┌─ Entries

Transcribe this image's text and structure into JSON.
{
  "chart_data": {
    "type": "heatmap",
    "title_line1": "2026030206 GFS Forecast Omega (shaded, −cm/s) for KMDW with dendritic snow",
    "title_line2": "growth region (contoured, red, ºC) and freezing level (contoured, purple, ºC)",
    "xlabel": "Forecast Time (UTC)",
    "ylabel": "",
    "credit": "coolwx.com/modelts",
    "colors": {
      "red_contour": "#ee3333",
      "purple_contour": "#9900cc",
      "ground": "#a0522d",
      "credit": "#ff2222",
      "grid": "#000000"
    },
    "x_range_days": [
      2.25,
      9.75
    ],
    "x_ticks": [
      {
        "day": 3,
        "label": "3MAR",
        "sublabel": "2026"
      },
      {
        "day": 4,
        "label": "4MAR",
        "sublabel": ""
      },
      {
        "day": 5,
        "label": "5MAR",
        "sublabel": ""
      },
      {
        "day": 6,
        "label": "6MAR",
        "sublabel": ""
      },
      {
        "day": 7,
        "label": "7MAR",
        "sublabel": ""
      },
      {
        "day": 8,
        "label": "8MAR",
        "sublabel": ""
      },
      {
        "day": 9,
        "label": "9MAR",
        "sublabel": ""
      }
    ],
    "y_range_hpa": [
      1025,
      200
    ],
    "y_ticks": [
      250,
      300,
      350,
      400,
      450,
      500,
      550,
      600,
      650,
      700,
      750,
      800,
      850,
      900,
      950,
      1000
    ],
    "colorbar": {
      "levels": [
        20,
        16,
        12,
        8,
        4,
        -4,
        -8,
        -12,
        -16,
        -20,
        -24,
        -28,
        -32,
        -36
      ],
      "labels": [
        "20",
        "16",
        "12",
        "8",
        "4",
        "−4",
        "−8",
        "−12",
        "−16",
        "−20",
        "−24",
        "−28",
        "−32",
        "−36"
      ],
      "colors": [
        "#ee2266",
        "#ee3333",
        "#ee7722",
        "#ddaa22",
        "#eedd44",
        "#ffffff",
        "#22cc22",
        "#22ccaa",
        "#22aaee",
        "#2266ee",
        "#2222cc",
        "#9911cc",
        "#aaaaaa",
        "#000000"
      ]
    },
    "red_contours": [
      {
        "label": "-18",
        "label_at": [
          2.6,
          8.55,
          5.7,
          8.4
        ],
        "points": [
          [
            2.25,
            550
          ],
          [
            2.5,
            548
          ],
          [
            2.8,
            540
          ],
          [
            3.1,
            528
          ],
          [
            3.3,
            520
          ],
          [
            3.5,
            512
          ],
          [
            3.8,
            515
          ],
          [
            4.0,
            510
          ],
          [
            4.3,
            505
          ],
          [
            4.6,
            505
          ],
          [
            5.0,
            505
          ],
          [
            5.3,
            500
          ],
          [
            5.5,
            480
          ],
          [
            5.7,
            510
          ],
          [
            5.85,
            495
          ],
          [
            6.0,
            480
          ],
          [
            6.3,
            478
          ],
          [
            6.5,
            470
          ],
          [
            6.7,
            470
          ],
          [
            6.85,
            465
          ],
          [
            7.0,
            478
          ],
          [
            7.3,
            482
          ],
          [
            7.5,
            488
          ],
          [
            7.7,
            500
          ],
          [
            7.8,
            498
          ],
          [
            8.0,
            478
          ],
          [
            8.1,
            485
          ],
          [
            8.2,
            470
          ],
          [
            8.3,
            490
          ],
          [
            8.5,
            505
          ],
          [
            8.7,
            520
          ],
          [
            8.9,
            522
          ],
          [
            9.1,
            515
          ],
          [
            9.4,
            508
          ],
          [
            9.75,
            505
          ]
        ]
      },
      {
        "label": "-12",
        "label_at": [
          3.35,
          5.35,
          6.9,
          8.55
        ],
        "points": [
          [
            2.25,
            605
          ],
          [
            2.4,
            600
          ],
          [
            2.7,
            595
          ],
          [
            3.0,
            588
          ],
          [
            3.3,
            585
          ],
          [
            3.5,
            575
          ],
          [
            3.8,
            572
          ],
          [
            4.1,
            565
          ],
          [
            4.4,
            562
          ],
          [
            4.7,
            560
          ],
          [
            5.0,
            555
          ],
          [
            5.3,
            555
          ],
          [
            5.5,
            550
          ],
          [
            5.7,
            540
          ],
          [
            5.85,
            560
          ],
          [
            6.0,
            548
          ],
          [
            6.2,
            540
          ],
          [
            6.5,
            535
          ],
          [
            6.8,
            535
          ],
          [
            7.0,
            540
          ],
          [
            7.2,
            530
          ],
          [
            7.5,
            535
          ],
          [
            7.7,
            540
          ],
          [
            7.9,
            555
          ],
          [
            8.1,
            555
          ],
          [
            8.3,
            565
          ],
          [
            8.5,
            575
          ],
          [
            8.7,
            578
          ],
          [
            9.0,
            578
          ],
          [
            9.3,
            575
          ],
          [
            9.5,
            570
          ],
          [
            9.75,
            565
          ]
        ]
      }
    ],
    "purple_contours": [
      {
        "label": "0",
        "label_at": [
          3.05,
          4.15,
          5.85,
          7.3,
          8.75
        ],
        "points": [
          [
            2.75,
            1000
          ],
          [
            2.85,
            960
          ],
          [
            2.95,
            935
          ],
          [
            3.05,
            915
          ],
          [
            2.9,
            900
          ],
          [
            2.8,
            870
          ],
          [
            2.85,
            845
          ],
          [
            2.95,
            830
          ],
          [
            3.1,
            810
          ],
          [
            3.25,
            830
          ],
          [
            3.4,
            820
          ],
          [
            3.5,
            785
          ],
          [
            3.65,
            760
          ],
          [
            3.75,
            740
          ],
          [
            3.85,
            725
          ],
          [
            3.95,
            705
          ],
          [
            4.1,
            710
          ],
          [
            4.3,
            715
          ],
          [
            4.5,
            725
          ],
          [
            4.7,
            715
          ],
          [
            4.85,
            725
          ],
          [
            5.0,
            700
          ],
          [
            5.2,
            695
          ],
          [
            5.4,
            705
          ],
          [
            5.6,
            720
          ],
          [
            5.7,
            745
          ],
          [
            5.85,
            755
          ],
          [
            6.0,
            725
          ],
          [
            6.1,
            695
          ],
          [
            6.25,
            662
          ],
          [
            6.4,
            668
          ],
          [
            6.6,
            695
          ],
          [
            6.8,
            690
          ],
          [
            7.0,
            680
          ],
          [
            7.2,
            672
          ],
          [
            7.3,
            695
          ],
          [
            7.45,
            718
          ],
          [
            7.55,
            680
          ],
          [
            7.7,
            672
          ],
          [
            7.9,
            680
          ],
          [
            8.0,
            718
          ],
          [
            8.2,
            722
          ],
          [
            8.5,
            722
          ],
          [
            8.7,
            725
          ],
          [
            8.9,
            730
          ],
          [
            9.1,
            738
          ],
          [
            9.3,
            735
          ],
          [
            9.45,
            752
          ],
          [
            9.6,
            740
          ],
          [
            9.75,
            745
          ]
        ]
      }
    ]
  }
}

└─

#### Task brief:
For the data above, state how many lines contain "credit"; the number is the whole answer.

#### Exercise result:
2